>> BEGIN Records provided

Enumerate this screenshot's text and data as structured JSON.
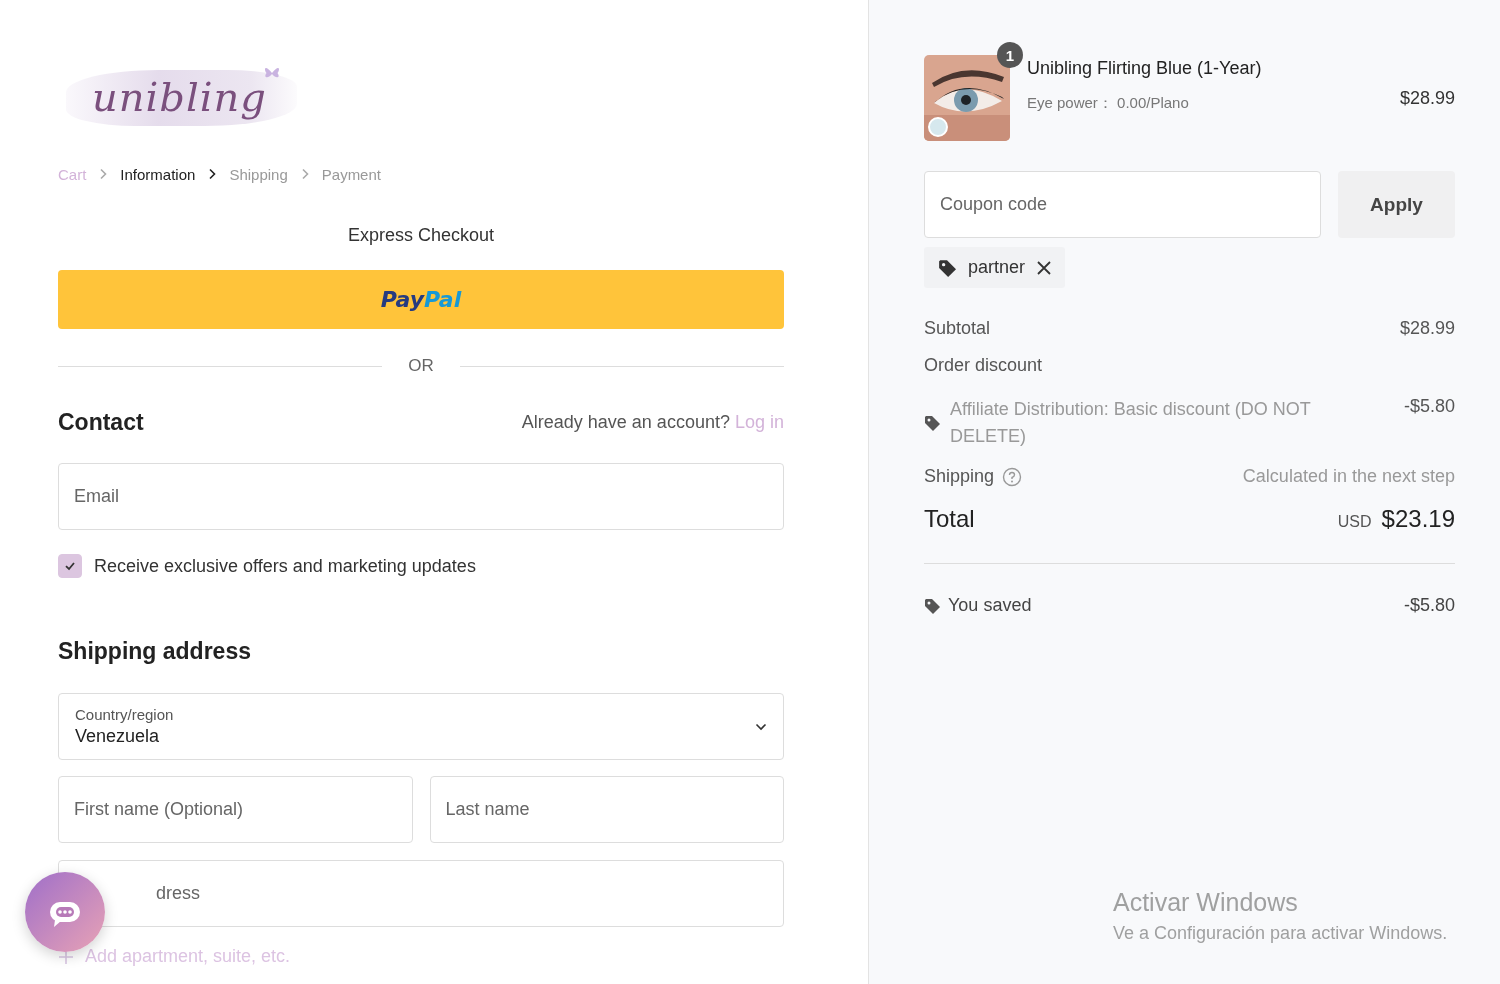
{
  "logo": {
    "text": "unibling"
  },
  "breadcrumb": [
    {
      "label": "Cart",
      "visited": true,
      "selected": false
    },
    {
      "label": "Information",
      "visited": false,
      "selected": true
    },
    {
      "label": "Shipping",
      "visited": false,
      "selected": false
    },
    {
      "label": "Payment",
      "visited": false,
      "selected": false
    }
  ],
  "express_checkout": {
    "title": "Express Checkout",
    "paypal": {
      "pay": "Pay",
      "pal": "Pal"
    },
    "divider": "OR"
  },
  "contact": {
    "title": "Contact",
    "account_prompt": "Already have an account?",
    "login_link": "Log in",
    "email": {
      "placeholder": "Email"
    },
    "marketing": {
      "label": "Receive exclusive offers and marketing updates",
      "checked": true
    }
  },
  "shipping_address": {
    "title": "Shipping address",
    "country": {
      "label": "Country/region",
      "value": "Venezuela"
    },
    "first_name": {
      "placeholder": "First name (Optional)"
    },
    "last_name": {
      "placeholder": "Last name"
    },
    "address": {
      "placeholder": "dress"
    },
    "add_line": "Add apartment, suite, etc."
  },
  "summary": {
    "item": {
      "quantity": "1",
      "name": "Unibling Flirting Blue (1-Year)",
      "variant": "Eye power： 0.00/Plano",
      "price": "$28.99"
    },
    "coupon": {
      "placeholder": "Coupon code",
      "button": "Apply",
      "applied": "partner"
    },
    "subtotal": {
      "label": "Subtotal",
      "value": "$28.99"
    },
    "order_discount": {
      "label": "Order discount",
      "name": "Affiliate Distribution: Basic discount (DO NOT DELETE)",
      "value": "-$5.80"
    },
    "shipping": {
      "label": "Shipping",
      "value": "Calculated in the next step"
    },
    "total": {
      "label": "Total",
      "currency": "USD",
      "value": "$23.19"
    },
    "saved": {
      "label": "You saved",
      "value": "-$5.80"
    }
  },
  "os_watermark": {
    "title": "Activar Windows",
    "subtitle": "Ve a Configuración para activar Windows."
  }
}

>> END Records provided

Stated exercise:
Leave out all images, then reproduce the entries above exactly.

Expected output:
Enumerate this screenshot's text and data as structured JSON.
{
  "logo": {
    "text": "unibling"
  },
  "breadcrumb": [
    {
      "label": "Cart",
      "visited": true,
      "selected": false
    },
    {
      "label": "Information",
      "visited": false,
      "selected": true
    },
    {
      "label": "Shipping",
      "visited": false,
      "selected": false
    },
    {
      "label": "Payment",
      "visited": false,
      "selected": false
    }
  ],
  "express_checkout": {
    "title": "Express Checkout",
    "paypal": {
      "pay": "Pay",
      "pal": "Pal"
    },
    "divider": "OR"
  },
  "contact": {
    "title": "Contact",
    "account_prompt": "Already have an account?",
    "login_link": "Log in",
    "email": {
      "placeholder": "Email"
    },
    "marketing": {
      "label": "Receive exclusive offers and marketing updates",
      "checked": true
    }
  },
  "shipping_address": {
    "title": "Shipping address",
    "country": {
      "label": "Country/region",
      "value": "Venezuela"
    },
    "first_name": {
      "placeholder": "First name (Optional)"
    },
    "last_name": {
      "placeholder": "Last name"
    },
    "address": {
      "placeholder": "dress"
    },
    "add_line": "Add apartment, suite, etc."
  },
  "summary": {
    "item": {
      "quantity": "1",
      "name": "Unibling Flirting Blue (1-Year)",
      "variant": "Eye power： 0.00/Plano",
      "price": "$28.99"
    },
    "coupon": {
      "placeholder": "Coupon code",
      "button": "Apply",
      "applied": "partner"
    },
    "subtotal": {
      "label": "Subtotal",
      "value": "$28.99"
    },
    "order_discount": {
      "label": "Order discount",
      "name": "Affiliate Distribution: Basic discount (DO NOT DELETE)",
      "value": "-$5.80"
    },
    "shipping": {
      "label": "Shipping",
      "value": "Calculated in the next step"
    },
    "total": {
      "label": "Total",
      "currency": "USD",
      "value": "$23.19"
    },
    "saved": {
      "label": "You saved",
      "value": "-$5.80"
    }
  },
  "os_watermark": {
    "title": "Activar Windows",
    "subtitle": "Ve a Configuración para activar Windows."
  }
}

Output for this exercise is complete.